Your goal
Repeat each entry as written and leave the images out of the copy.

=== Provided material ===

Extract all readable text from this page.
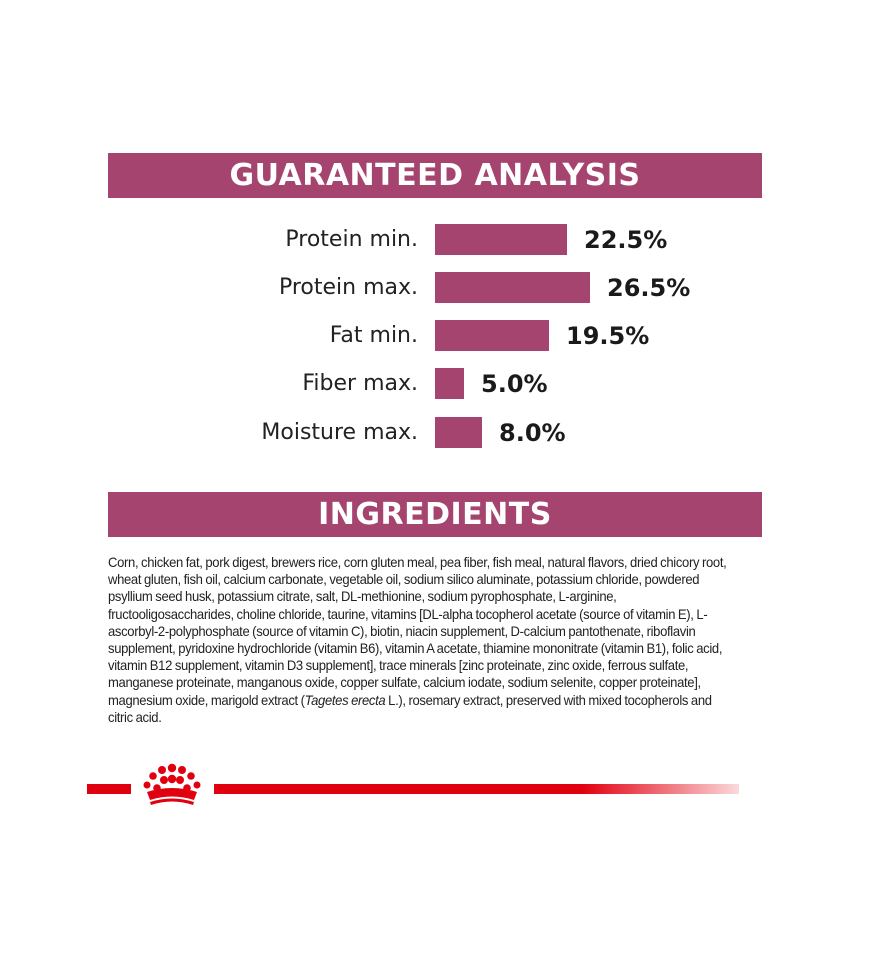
GUARANTEED ANALYSIS
Protein min.	22.5%
Protein max.	26.5%
Fat min.	19.5%
Fiber max.	5.0%
Moisture max.	8.0%
INGREDIENTS
Corn, chicken fat, pork digest, brewers rice, corn gluten meal, pea fiber, fish meal, natural flavors, dried chicory root, wheat gluten, fish oil, calcium carbonate, vegetable oil, sodium silico aluminate, potassium chloride, powdered psyllium seed husk, potassium citrate, salt, DL-methionine, sodium pyrophosphate, L-arginine, fructooligosaccharides, choline chloride, taurine, vitamins [DL-alpha tocopherol acetate (source of vitamin E), L-ascorbyl-2-polyphosphate (source of vitamin C), biotin, niacin supplement, D-calcium pantothenate, riboflavin supplement, pyridoxine hydrochloride (vitamin B6), vitamin A acetate, thiamine mononitrate (vitamin B1), folic acid, vitamin B12 supplement, vitamin D3 supplement], trace minerals [zinc proteinate, zinc oxide, ferrous sulfate, manganese proteinate, manganous oxide, copper sulfate, calcium iodate, sodium selenite, copper proteinate], magnesium oxide, marigold extract (Tagetes erecta L.), rosemary extract, preserved with mixed tocopherols and citric acid.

===

Task response
Extract all readable text from this page.
GUARANTEED ANALYSIS
Protein min.	22.5%
Protein max.	26.5%
Fat min.	19.5%
Fiber max.	5.0%
Moisture max.	8.0%
INGREDIENTS
Corn, chicken fat, pork digest, brewers rice, corn gluten meal, pea fiber, fish meal, natural flavors, dried chicory root, wheat gluten, fish oil, calcium carbonate, vegetable oil, sodium silico aluminate, potassium chloride, powdered psyllium seed husk, potassium citrate, salt, DL-methionine, sodium pyrophosphate, L-arginine, fructooligosaccharides, choline chloride, taurine, vitamins [DL-alpha tocopherol acetate (source of vitamin E), L-ascorbyl-2-polyphosphate (source of vitamin C), biotin, niacin supplement, D-calcium pantothenate, riboflavin supplement, pyridoxine hydrochloride (vitamin B6), vitamin A acetate, thiamine mononitrate (vitamin B1), folic acid, vitamin B12 supplement, vitamin D3 supplement], trace minerals [zinc proteinate, zinc oxide, ferrous sulfate, manganese proteinate, manganous oxide, copper sulfate, calcium iodate, sodium selenite, copper proteinate], magnesium oxide, marigold extract (Tagetes erecta L.), rosemary extract, preserved with mixed tocopherols and citric acid.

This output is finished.